Record excerpts
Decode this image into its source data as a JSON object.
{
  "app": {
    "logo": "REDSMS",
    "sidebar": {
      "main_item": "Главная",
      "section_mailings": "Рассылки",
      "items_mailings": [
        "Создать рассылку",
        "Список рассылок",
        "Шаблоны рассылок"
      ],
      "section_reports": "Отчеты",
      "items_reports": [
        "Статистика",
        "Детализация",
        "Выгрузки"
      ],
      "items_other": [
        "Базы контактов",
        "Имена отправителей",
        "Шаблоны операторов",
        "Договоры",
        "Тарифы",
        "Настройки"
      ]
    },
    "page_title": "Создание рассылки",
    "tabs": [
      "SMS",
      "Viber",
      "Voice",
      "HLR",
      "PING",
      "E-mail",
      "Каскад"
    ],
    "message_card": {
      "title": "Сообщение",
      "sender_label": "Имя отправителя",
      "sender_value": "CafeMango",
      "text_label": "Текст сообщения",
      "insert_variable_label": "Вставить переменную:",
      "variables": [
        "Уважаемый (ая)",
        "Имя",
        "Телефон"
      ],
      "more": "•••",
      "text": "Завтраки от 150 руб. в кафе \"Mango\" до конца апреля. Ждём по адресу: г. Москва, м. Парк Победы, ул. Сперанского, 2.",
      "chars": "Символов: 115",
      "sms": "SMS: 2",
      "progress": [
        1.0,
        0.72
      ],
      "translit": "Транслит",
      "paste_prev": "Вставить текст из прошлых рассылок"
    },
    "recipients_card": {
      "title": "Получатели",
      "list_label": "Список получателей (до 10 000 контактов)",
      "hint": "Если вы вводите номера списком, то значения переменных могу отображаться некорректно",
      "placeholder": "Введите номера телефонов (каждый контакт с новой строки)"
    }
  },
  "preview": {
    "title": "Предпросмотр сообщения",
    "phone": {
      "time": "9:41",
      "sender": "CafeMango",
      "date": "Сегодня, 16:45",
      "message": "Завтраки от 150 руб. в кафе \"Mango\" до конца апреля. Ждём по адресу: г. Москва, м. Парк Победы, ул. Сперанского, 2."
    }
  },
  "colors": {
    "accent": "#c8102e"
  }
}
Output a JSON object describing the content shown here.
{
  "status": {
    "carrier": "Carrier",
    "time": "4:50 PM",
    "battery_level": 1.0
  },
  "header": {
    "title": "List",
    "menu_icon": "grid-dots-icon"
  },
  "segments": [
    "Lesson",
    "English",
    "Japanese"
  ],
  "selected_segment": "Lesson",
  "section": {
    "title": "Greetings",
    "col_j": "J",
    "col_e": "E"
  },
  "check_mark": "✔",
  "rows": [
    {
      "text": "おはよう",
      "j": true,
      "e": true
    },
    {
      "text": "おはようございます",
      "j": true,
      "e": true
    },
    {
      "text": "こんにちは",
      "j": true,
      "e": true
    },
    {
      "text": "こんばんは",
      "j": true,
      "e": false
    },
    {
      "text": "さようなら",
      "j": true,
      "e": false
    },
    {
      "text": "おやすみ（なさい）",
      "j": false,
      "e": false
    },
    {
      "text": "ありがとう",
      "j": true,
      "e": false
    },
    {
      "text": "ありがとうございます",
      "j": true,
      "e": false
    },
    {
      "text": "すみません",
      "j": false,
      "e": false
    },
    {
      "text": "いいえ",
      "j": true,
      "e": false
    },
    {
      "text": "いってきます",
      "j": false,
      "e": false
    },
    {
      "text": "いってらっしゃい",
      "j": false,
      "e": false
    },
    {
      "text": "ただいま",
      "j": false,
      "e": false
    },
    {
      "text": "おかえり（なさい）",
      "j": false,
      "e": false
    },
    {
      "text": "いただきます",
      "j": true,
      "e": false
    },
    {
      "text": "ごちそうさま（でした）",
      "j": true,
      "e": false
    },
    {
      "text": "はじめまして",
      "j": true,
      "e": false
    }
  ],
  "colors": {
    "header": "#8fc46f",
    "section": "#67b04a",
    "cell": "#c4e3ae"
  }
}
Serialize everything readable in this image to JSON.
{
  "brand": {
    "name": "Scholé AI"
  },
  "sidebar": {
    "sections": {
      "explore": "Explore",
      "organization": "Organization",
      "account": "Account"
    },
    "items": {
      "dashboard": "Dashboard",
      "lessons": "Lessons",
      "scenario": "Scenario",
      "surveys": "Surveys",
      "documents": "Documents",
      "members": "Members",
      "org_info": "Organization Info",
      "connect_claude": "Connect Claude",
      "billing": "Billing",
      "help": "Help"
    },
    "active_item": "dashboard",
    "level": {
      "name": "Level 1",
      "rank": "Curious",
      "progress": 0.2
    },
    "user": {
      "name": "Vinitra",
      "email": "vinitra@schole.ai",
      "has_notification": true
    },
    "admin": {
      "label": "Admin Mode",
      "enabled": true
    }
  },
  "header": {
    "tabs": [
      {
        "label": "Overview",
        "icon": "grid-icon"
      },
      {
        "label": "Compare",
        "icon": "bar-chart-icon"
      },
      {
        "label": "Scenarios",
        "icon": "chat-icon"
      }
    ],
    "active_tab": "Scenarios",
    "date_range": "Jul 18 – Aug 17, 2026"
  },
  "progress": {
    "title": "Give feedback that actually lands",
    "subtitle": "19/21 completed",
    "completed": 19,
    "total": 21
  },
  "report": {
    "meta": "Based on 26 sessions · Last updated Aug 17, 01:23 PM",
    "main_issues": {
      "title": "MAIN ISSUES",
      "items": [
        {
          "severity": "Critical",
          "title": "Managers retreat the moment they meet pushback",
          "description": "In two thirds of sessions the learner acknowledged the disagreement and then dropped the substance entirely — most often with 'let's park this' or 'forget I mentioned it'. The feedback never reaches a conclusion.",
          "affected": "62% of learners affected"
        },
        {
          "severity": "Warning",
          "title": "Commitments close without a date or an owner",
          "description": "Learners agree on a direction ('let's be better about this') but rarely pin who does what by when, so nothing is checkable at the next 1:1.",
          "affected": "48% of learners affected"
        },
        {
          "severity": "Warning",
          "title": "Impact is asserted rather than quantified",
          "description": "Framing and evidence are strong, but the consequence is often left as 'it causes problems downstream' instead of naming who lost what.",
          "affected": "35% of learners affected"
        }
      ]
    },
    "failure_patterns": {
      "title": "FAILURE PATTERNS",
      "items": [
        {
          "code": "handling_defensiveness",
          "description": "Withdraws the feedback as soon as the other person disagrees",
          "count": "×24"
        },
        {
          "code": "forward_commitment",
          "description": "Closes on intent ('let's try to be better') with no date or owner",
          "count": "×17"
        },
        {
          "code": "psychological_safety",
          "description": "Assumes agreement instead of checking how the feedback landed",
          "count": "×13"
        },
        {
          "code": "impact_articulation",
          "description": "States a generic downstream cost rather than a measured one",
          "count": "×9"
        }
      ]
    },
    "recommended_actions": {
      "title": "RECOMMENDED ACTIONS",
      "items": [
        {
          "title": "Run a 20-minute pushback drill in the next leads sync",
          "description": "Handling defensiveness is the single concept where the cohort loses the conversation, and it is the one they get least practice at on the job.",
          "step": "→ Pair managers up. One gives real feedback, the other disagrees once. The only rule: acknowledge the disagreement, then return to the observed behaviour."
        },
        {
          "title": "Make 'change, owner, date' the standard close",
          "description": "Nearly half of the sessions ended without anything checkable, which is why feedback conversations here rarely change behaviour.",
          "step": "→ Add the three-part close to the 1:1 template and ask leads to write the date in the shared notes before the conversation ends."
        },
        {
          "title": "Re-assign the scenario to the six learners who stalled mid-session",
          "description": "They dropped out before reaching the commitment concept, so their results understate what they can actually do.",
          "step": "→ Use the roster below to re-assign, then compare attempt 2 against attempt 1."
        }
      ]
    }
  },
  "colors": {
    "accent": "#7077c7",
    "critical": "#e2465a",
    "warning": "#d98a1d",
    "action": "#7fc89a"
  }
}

Request
Read the lines above. Gather those in which the string "dashboard" is found.

Task solution
      "dashboard": "Dashboard",
    "active_item": "dashboard",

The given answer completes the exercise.